**Texte à lire:**
Gamergirlog

du 24 février 2025 : « Les jeux vidéos qui t’ont marqués à vie. » LES jeux vidéos? Ohr.

Quand j’étais petite, c’est Loom qui m’a le plus marquée. C’était joli, c’était musical, c’était poétique, c’était comme se promener dans une peinture et dans une histoire. Je chante encore régulièrement le thème, j’ai remplacé la stridence du 16 bits par des fausses notes volontaires et un peu trop de volume. Ça te regarde pas. Si ça t’embête t’as qu’à changer de pièce. Je me souviens encore de quelques sorts, notamment le sort d’ouverture : E C E D

Et puis un jour mon père a ramené Atlantis et mon pauvre cerveau a explosé. Je me souviens avoir pensé « ça y est, on a atteint le plafond, ça va pas être possible de faire plus beau que ça ». Je crois que depuis je me dis ça tous les deux à quatre ans, environ.

Puis j’ai commencé à émuler, et parce que comme dans ma famille on était pas bien riches mais surtout on était team Sega, j’ai découvert le catalogue de la super Nes et en particulier la saga Seiken Densetsu, et en particulier l’opus 3, qui n’avait jamais été porté en-dehors du Japon et dont on ne trouvait que des traductions artisanales un peu cassées, et je suis immédiatement tombée amoureuse de ses artworks d’une beauté époustouflante, mais aussi du gameplay super original. Je suis pas trop une meuf à RPG d’ordinaire, le tour-par-tour et les arbres de compétence ça me tend, j’ai pas d’exutoire pour mes pulsions à la con de, je sais pas, me jeter dans les trous, me battre avec beaucoup trop fort pour moi, faire de la musique avec les dialogues de PNJ, bref, tout ce que je peux faire avec un ARPG comme Seiken, mais en plus tu peux modifier ton posse pour avoir plusieurs narratifs et twists différents, et en plus tu peux jouer tous les personnages, et en plus tu peux jouer avec deux potes si tu veux. Et j’aime trop le système de menu. Et le système de changement de classe basé sur le loot qui est aussi original que monstrueusement frustrant. Et en plus tu peux rider un dragon ou une tortue rasta. Et en plus y a un thème du monde de la neige qui est juste trop beau.

**Consigne écrite:** Reproduisez le passage du billet sur les jeux vidéo qui va de « du 24 février » jusqu'à « quatre ans, environ. » inclus.

**Données extraites:**
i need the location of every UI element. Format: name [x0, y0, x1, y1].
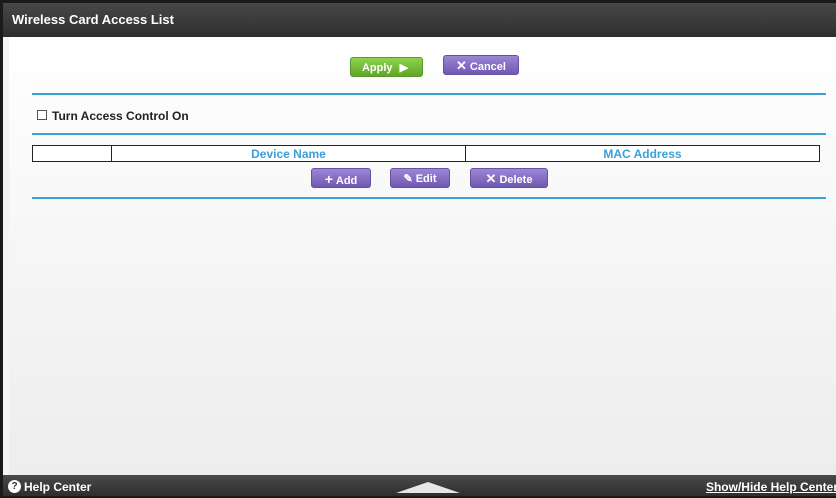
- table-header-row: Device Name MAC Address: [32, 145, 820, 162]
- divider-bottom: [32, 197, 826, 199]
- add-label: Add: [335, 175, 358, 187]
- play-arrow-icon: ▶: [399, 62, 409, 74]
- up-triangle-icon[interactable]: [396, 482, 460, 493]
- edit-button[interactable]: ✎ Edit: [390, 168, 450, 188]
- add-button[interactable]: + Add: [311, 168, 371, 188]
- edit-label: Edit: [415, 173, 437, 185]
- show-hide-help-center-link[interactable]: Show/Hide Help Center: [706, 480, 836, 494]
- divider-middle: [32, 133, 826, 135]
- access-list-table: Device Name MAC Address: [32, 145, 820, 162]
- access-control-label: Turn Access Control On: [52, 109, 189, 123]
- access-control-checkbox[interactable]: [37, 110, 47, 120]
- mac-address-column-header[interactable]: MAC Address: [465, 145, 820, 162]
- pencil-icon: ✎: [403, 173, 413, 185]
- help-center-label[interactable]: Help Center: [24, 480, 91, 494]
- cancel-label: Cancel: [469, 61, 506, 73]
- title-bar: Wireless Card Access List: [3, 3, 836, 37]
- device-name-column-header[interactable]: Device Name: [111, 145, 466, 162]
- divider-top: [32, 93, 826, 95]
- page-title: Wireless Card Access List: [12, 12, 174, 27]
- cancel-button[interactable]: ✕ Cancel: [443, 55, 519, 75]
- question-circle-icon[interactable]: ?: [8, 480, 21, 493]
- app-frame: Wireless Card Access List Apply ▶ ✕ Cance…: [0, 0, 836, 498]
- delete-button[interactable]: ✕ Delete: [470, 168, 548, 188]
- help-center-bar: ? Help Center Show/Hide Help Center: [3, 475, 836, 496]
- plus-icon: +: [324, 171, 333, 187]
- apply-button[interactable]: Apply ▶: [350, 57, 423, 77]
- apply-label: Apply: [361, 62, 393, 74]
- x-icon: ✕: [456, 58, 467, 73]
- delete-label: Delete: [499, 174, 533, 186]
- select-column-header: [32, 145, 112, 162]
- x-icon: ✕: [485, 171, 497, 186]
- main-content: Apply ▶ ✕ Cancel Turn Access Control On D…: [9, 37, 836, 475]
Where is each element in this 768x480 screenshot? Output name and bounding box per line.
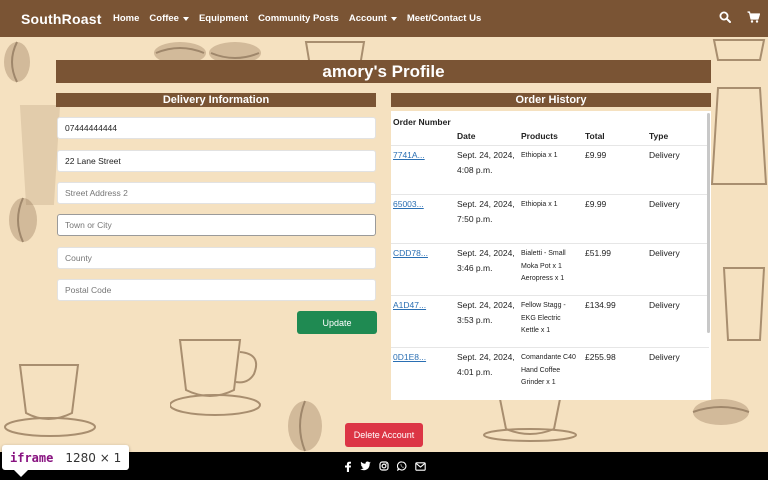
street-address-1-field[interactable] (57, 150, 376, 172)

**Réponse attendue:**
du 24 février 2025 : « Les jeux vidéos qui t’ont marqués à vie. » LES jeux vidéos? Ohr.

Quand j’étais petite, c’est Loom qui m’a le plus marquée. C’était joli, c’était musical, c’était poétique, c’était comme se promener dans une peinture et dans une histoire. Je chante encore régulièrement le thème, j’ai remplacé la stridence du 16 bits par des fausses notes volontaires et un peu trop de volume. Ça te regarde pas. Si ça t’embête t’as qu’à changer de pièce. Je me souviens encore de quelques sorts, notamment le sort d’ouverture : E C E D

Et puis un jour mon père a ramené Atlantis et mon pauvre cerveau a explosé. Je me souviens avoir pensé « ça y est, on a atteint le plafond, ça va pas être possible de faire plus beau que ça ». Je crois que depuis je me dis ça tous les deux à quatre ans, environ.